REQUIREMENTS: Transcribe the material word for word, but without the images.

EXTRACTED MATERIAL:
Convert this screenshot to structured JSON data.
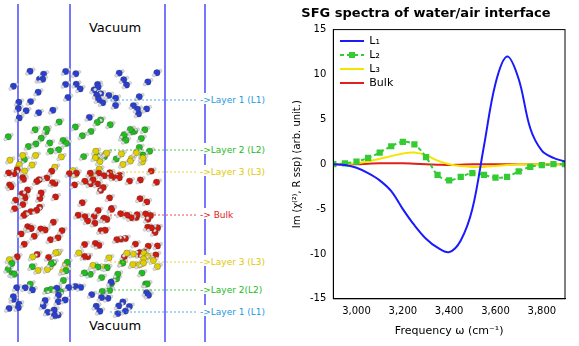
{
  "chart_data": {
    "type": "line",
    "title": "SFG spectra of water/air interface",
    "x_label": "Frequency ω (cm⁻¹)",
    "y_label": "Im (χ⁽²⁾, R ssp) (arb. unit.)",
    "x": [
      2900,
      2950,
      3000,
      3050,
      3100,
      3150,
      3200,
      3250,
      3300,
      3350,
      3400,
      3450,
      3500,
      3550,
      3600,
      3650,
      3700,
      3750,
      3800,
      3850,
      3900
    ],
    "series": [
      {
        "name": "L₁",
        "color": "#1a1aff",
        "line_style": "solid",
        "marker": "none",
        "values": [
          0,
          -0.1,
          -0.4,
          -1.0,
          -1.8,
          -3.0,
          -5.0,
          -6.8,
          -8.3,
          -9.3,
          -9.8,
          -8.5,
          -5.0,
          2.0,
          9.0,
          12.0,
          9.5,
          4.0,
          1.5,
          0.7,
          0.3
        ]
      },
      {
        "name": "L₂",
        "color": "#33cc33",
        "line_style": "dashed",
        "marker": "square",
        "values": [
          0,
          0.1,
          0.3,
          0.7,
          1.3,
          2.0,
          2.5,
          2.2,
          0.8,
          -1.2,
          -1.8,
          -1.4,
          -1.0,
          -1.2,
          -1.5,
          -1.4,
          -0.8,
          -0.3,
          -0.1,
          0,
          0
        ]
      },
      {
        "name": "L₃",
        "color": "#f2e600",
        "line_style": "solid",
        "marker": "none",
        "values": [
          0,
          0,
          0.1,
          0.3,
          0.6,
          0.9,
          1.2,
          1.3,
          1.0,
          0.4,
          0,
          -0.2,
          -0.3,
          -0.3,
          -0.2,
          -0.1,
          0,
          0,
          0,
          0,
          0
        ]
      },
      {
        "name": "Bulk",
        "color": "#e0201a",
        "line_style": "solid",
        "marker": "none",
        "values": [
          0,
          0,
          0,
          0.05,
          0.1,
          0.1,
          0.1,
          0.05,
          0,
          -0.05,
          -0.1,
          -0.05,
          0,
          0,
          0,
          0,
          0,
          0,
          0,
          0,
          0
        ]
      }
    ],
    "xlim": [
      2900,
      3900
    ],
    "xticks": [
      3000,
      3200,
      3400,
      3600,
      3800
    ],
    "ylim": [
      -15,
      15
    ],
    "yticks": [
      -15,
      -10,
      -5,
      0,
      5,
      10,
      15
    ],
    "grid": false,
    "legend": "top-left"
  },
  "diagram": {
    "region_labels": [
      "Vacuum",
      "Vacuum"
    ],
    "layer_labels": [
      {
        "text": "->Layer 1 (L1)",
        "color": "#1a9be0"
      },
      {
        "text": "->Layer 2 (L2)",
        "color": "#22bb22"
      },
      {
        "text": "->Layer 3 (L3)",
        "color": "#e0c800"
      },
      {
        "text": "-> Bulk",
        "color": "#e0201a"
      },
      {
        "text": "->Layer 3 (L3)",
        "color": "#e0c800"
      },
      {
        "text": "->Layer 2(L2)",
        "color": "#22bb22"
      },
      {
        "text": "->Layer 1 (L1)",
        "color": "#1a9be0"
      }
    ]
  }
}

FINAL RESULT:
Convert this screenshot to structured JSON data.
{
  "chart_data": {
    "type": "line",
    "title": "SFG spectra of water/air interface",
    "x_label": "Frequency ω (cm⁻¹)",
    "y_label": "Im (χ⁽²⁾, R ssp) (arb. unit.)",
    "x": [
      2900,
      2950,
      3000,
      3050,
      3100,
      3150,
      3200,
      3250,
      3300,
      3350,
      3400,
      3450,
      3500,
      3550,
      3600,
      3650,
      3700,
      3750,
      3800,
      3850,
      3900
    ],
    "series": [
      {
        "name": "L₁",
        "color": "#1a1aff",
        "line_style": "solid",
        "marker": "none",
        "values": [
          0,
          -0.1,
          -0.4,
          -1.0,
          -1.8,
          -3.0,
          -5.0,
          -6.8,
          -8.3,
          -9.3,
          -9.8,
          -8.5,
          -5.0,
          2.0,
          9.0,
          12.0,
          9.5,
          4.0,
          1.5,
          0.7,
          0.3
        ]
      },
      {
        "name": "L₂",
        "color": "#33cc33",
        "line_style": "dashed",
        "marker": "square",
        "values": [
          0,
          0.1,
          0.3,
          0.7,
          1.3,
          2.0,
          2.5,
          2.2,
          0.8,
          -1.2,
          -1.8,
          -1.4,
          -1.0,
          -1.2,
          -1.5,
          -1.4,
          -0.8,
          -0.3,
          -0.1,
          0,
          0
        ]
      },
      {
        "name": "L₃",
        "color": "#f2e600",
        "line_style": "solid",
        "marker": "none",
        "values": [
          0,
          0,
          0.1,
          0.3,
          0.6,
          0.9,
          1.2,
          1.3,
          1.0,
          0.4,
          0,
          -0.2,
          -0.3,
          -0.3,
          -0.2,
          -0.1,
          0,
          0,
          0,
          0,
          0
        ]
      },
      {
        "name": "Bulk",
        "color": "#e0201a",
        "line_style": "solid",
        "marker": "none",
        "values": [
          0,
          0,
          0,
          0.05,
          0.1,
          0.1,
          0.1,
          0.05,
          0,
          -0.05,
          -0.1,
          -0.05,
          0,
          0,
          0,
          0,
          0,
          0,
          0,
          0,
          0
        ]
      }
    ],
    "xlim": [
      2900,
      3900
    ],
    "xticks": [
      3000,
      3200,
      3400,
      3600,
      3800
    ],
    "ylim": [
      -15,
      15
    ],
    "yticks": [
      -15,
      -10,
      -5,
      0,
      5,
      10,
      15
    ],
    "grid": false,
    "legend": "top-left"
  },
  "diagram": {
    "region_labels": [
      "Vacuum",
      "Vacuum"
    ],
    "layer_labels": [
      {
        "text": "->Layer 1 (L1)",
        "color": "#1a9be0"
      },
      {
        "text": "->Layer 2 (L2)",
        "color": "#22bb22"
      },
      {
        "text": "->Layer 3 (L3)",
        "color": "#e0c800"
      },
      {
        "text": "-> Bulk",
        "color": "#e0201a"
      },
      {
        "text": "->Layer 3 (L3)",
        "color": "#e0c800"
      },
      {
        "text": "->Layer 2(L2)",
        "color": "#22bb22"
      },
      {
        "text": "->Layer 1 (L1)",
        "color": "#1a9be0"
      }
    ]
  }
}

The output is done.